* [Instruction] Type out the complete listing below word for word, without its pictures.

Source records:
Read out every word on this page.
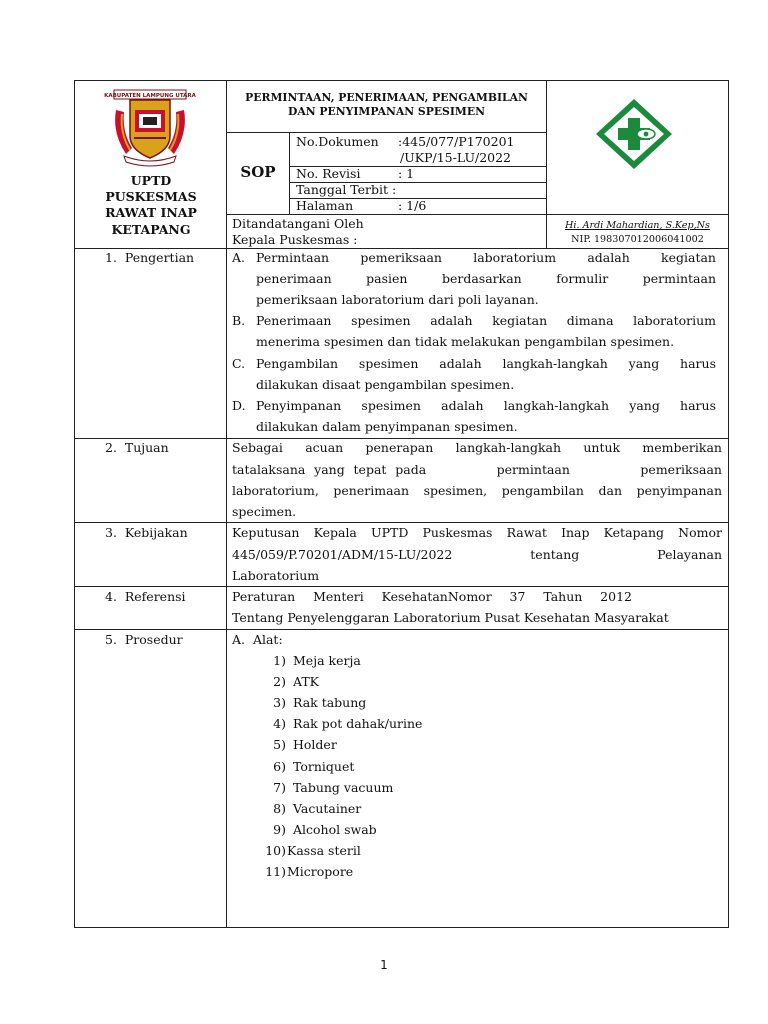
KABUPATEN LAMPUNG UTARA
UPTD
PUSKESMAS
RAWAT INAP
KETAPANG
PERMINTAAN, PENERIMAAN, PENGAMBILAN
DAN PENYIMPANAN SPESIMEN
SOP
No.Dokumen :445/077/P170201
/UKP/15-LU/2022
No. Revisi	: 1
Tanggal Terbit :
Halaman	: 1/6
Ditandatangani Oleh
Kepala Puskesmas :
Hi. Ardi Mahardian, S.Kep,Ns
NIP. 198307012006041002
1.  Pengertian
2.  Tujuan
3.  Kebijakan
4.  Referensi
5.  Prosedur
A. Permintaan pemeriksaan laboratorium adalah kegiatan
penerimaan pasien berdasarkan formulir permintaan
pemeriksaan laboratorium dari poli layanan.
B. Penerimaan spesimen adalah kegiatan dimana laboratorium
menerima spesimen dan tidak melakukan pengambilan spesimen.
C. Pengambilan spesimen adalah langkah-langkah yang harus
dilakukan disaat pengambilan spesimen.
D. Penyimpanan spesimen adalah langkah-langkah yang harus
dilakukan dalam penyimpanan spesimen.
Sebagai acuan penerapan langkah-langkah untuk memberikan
tatalaksana yang tepat pada        permintaan        pemeriksaan
laboratorium, penerimaan spesimen, pengambilan dan penyimpanan
specimen.
Keputusan Kepala UPTD Puskesmas Rawat Inap Ketapang Nomor
445/059/P.70201/ADM/15-LU/2022 tentang Pelayanan
Laboratorium
Peraturan Menteri KesehatanNomor 37 Tahun 2012
Tentang Penyelenggaran Laboratorium Pusat Kesehatan Masyarakat
A.  Alat:
1) Meja kerja
2) ATK
3) Rak tabung
4) Rak pot dahak/urine
5) Holder
6) Torniquet
7) Tabung vacuum
8) Vacutainer
9) Alcohol swab
10) Kassa steril
11) Micropore
1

* [Expected output]
Read out every word on this page.
KABUPATEN LAMPUNG UTARA
UPTD
PUSKESMAS
RAWAT INAP
KETAPANG
PERMINTAAN, PENERIMAAN, PENGAMBILAN
DAN PENYIMPANAN SPESIMEN
SOP
No.Dokumen :445/077/P170201
/UKP/15-LU/2022
No. Revisi	: 1
Tanggal Terbit :
Halaman	: 1/6
Ditandatangani Oleh
Kepala Puskesmas :
Hi. Ardi Mahardian, S.Kep,Ns
NIP. 198307012006041002
1.  Pengertian
2.  Tujuan
3.  Kebijakan
4.  Referensi
5.  Prosedur
A. Permintaan pemeriksaan laboratorium adalah kegiatan
penerimaan pasien berdasarkan formulir permintaan
pemeriksaan laboratorium dari poli layanan.
B. Penerimaan spesimen adalah kegiatan dimana laboratorium
menerima spesimen dan tidak melakukan pengambilan spesimen.
C. Pengambilan spesimen adalah langkah-langkah yang harus
dilakukan disaat pengambilan spesimen.
D. Penyimpanan spesimen adalah langkah-langkah yang harus
dilakukan dalam penyimpanan spesimen.
Sebagai acuan penerapan langkah-langkah untuk memberikan
tatalaksana yang tepat pada        permintaan        pemeriksaan
laboratorium, penerimaan spesimen, pengambilan dan penyimpanan
specimen.
Keputusan Kepala UPTD Puskesmas Rawat Inap Ketapang Nomor
445/059/P.70201/ADM/15-LU/2022 tentang Pelayanan
Laboratorium
Peraturan Menteri KesehatanNomor 37 Tahun 2012
Tentang Penyelenggaran Laboratorium Pusat Kesehatan Masyarakat
A.  Alat:
1) Meja kerja
2) ATK
3) Rak tabung
4) Rak pot dahak/urine
5) Holder
6) Torniquet
7) Tabung vacuum
8) Vacutainer
9) Alcohol swab
10) Kassa steril
11) Micropore
1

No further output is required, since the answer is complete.